Stored data entries
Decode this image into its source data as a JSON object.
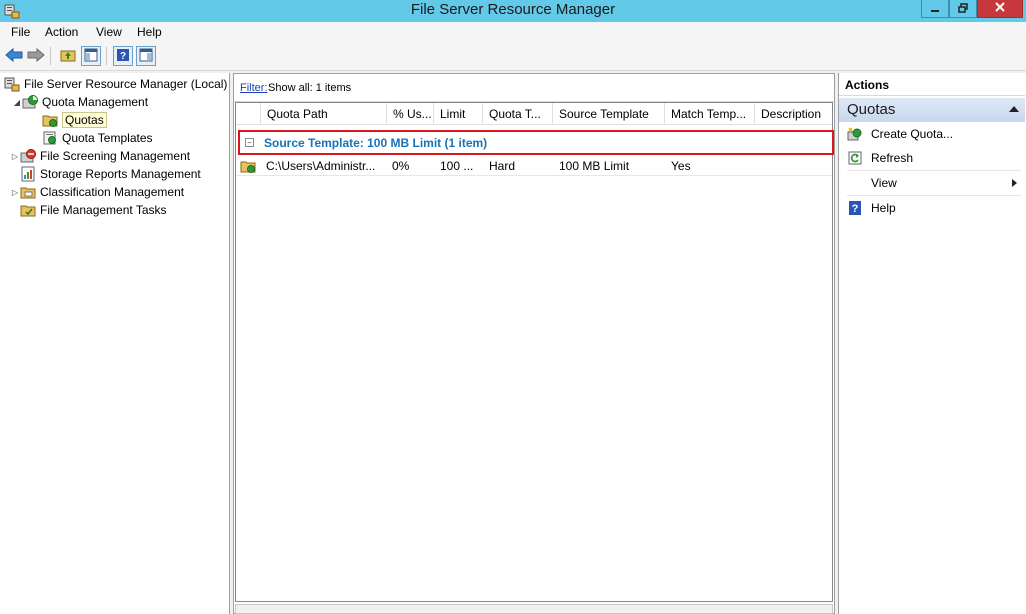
{
  "window": {
    "title": "File Server Resource Manager",
    "app_icon": "fsrm-server-icon",
    "controls": [
      "minimize-icon",
      "restore-icon",
      "close-icon"
    ]
  },
  "menu": {
    "items": [
      "File",
      "Action",
      "View",
      "Help"
    ]
  },
  "toolbar": {
    "icons": [
      "back-arrow-icon",
      "forward-arrow-icon",
      "up-folder-icon",
      "show-hide-tree-icon",
      "help-icon",
      "show-hide-action-pane-icon"
    ]
  },
  "tree": {
    "root": "File Server Resource Manager (Local)",
    "quota_management": "Quota Management",
    "quotas": "Quotas",
    "quota_templates": "Quota Templates",
    "file_screening": "File Screening Management",
    "storage_reports": "Storage Reports Management",
    "classification": "Classification Management",
    "file_management_tasks": "File Management Tasks"
  },
  "filter": {
    "link": "Filter:",
    "text": "Show all: 1 items"
  },
  "columns": [
    "Quota Path",
    "% Us...",
    "Limit",
    "Quota T...",
    "Source Template",
    "Match Temp...",
    "Description"
  ],
  "group": {
    "label": "Source Template: 100 MB Limit (1 item)",
    "toggle": "−"
  },
  "rows": [
    {
      "quota_path": "C:\\Users\\Administr...",
      "percent_used": "0%",
      "limit": "100 ...",
      "quota_type": "Hard",
      "source_template": "100 MB Limit",
      "match_template": "Yes",
      "description": ""
    }
  ],
  "actions": {
    "header": "Actions",
    "section": "Quotas",
    "items": [
      "Create Quota...",
      "Refresh",
      "View",
      "Help"
    ]
  },
  "colors": {
    "titlebar": "#62c9e8",
    "close_button": "#c7383c",
    "group_text": "#1a72b8",
    "highlight_border": "#d9171c",
    "link": "#1a44b3"
  }
}
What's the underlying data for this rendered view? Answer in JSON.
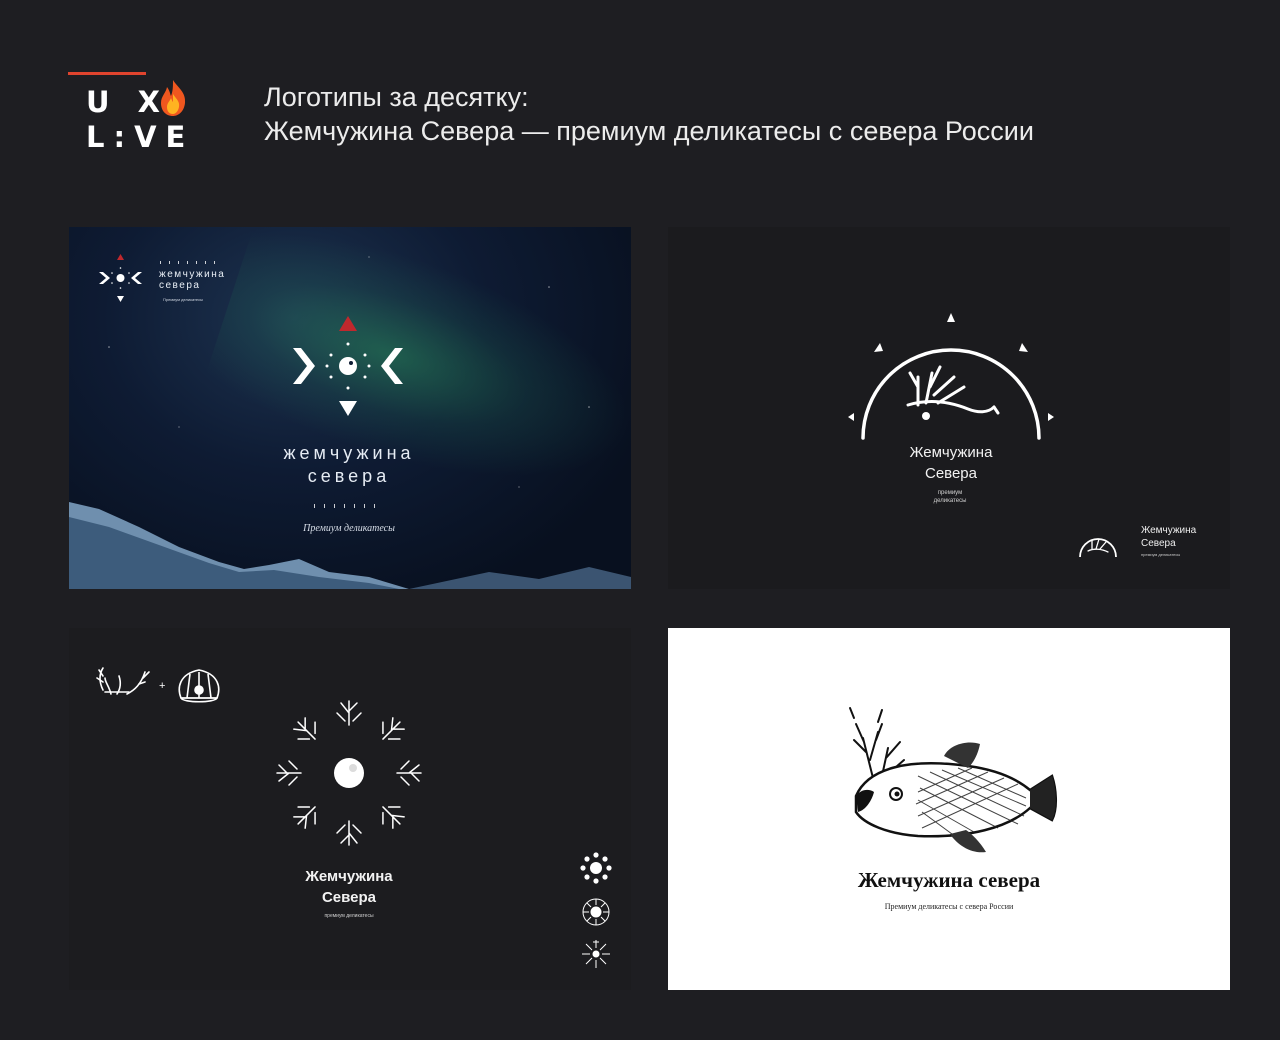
{
  "brand": {
    "line1": "U X",
    "line2": "L:VE",
    "accent": "#e0442e",
    "flame_icon": "fire-emoji"
  },
  "heading": {
    "line1": "Логотипы за десятку:",
    "line2": "Жемчужина Севера — премиум деликатесы с севера России"
  },
  "panel1": {
    "mini_name_1": "жемчужина",
    "mini_name_2": "севера",
    "mini_tag": "Премиум деликатесы",
    "name_1": "жемчужина",
    "name_2": "севера",
    "tag": "Премиум деликатесы",
    "accent": "#c0282d"
  },
  "panel2": {
    "name_1": "Жемчужина",
    "name_2": "Севера",
    "tag_1": "премиум",
    "tag_2": "деликатесы",
    "mini_name_1": "Жемчужина",
    "mini_name_2": "Севера",
    "mini_tag": "премиум деликатесы"
  },
  "panel3": {
    "plus": "+",
    "name_1": "Жемчужина",
    "name_2": "Севера",
    "tag": "премиум деликатесы"
  },
  "panel4": {
    "name": "Жемчужина севера",
    "tag": "Премиум деликатесы с севера России"
  }
}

**STATED TASK**
The records above must be printed exactly; the pictures stay out.

**SOLUTION**
Decode this image into its source data as a JSON object.
{
  "window": {
    "title": "File Server Resource Manager",
    "app_icon": "fsrm-server-icon",
    "controls": [
      "minimize-icon",
      "restore-icon",
      "close-icon"
    ]
  },
  "menu": {
    "items": [
      "File",
      "Action",
      "View",
      "Help"
    ]
  },
  "toolbar": {
    "icons": [
      "back-arrow-icon",
      "forward-arrow-icon",
      "up-folder-icon",
      "show-hide-tree-icon",
      "help-icon",
      "show-hide-action-pane-icon"
    ]
  },
  "tree": {
    "root": "File Server Resource Manager (Local)",
    "quota_management": "Quota Management",
    "quotas": "Quotas",
    "quota_templates": "Quota Templates",
    "file_screening": "File Screening Management",
    "storage_reports": "Storage Reports Management",
    "classification": "Classification Management",
    "file_management_tasks": "File Management Tasks"
  },
  "filter": {
    "link": "Filter:",
    "text": "Show all: 1 items"
  },
  "columns": [
    "Quota Path",
    "% Us...",
    "Limit",
    "Quota T...",
    "Source Template",
    "Match Temp...",
    "Description"
  ],
  "group": {
    "label": "Source Template: 100 MB Limit (1 item)",
    "toggle": "−"
  },
  "rows": [
    {
      "quota_path": "C:\\Users\\Administr...",
      "percent_used": "0%",
      "limit": "100 ...",
      "quota_type": "Hard",
      "source_template": "100 MB Limit",
      "match_template": "Yes",
      "description": ""
    }
  ],
  "actions": {
    "header": "Actions",
    "section": "Quotas",
    "items": [
      "Create Quota...",
      "Refresh",
      "View",
      "Help"
    ]
  },
  "colors": {
    "titlebar": "#62c9e8",
    "close_button": "#c7383c",
    "group_text": "#1a72b8",
    "highlight_border": "#d9171c",
    "link": "#1a44b3"
  }
}
What's the underlying data for this rendered view? Answer in JSON.
{
  "brand": {
    "line1": "U X",
    "line2": "L:VE",
    "accent": "#e0442e",
    "flame_icon": "fire-emoji"
  },
  "heading": {
    "line1": "Логотипы за десятку:",
    "line2": "Жемчужина Севера — премиум деликатесы с севера России"
  },
  "panel1": {
    "mini_name_1": "жемчужина",
    "mini_name_2": "севера",
    "mini_tag": "Премиум деликатесы",
    "name_1": "жемчужина",
    "name_2": "севера",
    "tag": "Премиум деликатесы",
    "accent": "#c0282d"
  },
  "panel2": {
    "name_1": "Жемчужина",
    "name_2": "Севера",
    "tag_1": "премиум",
    "tag_2": "деликатесы",
    "mini_name_1": "Жемчужина",
    "mini_name_2": "Севера",
    "mini_tag": "премиум деликатесы"
  },
  "panel3": {
    "plus": "+",
    "name_1": "Жемчужина",
    "name_2": "Севера",
    "tag": "премиум деликатесы"
  },
  "panel4": {
    "name": "Жемчужина севера",
    "tag": "Премиум деликатесы с севера России"
  }
}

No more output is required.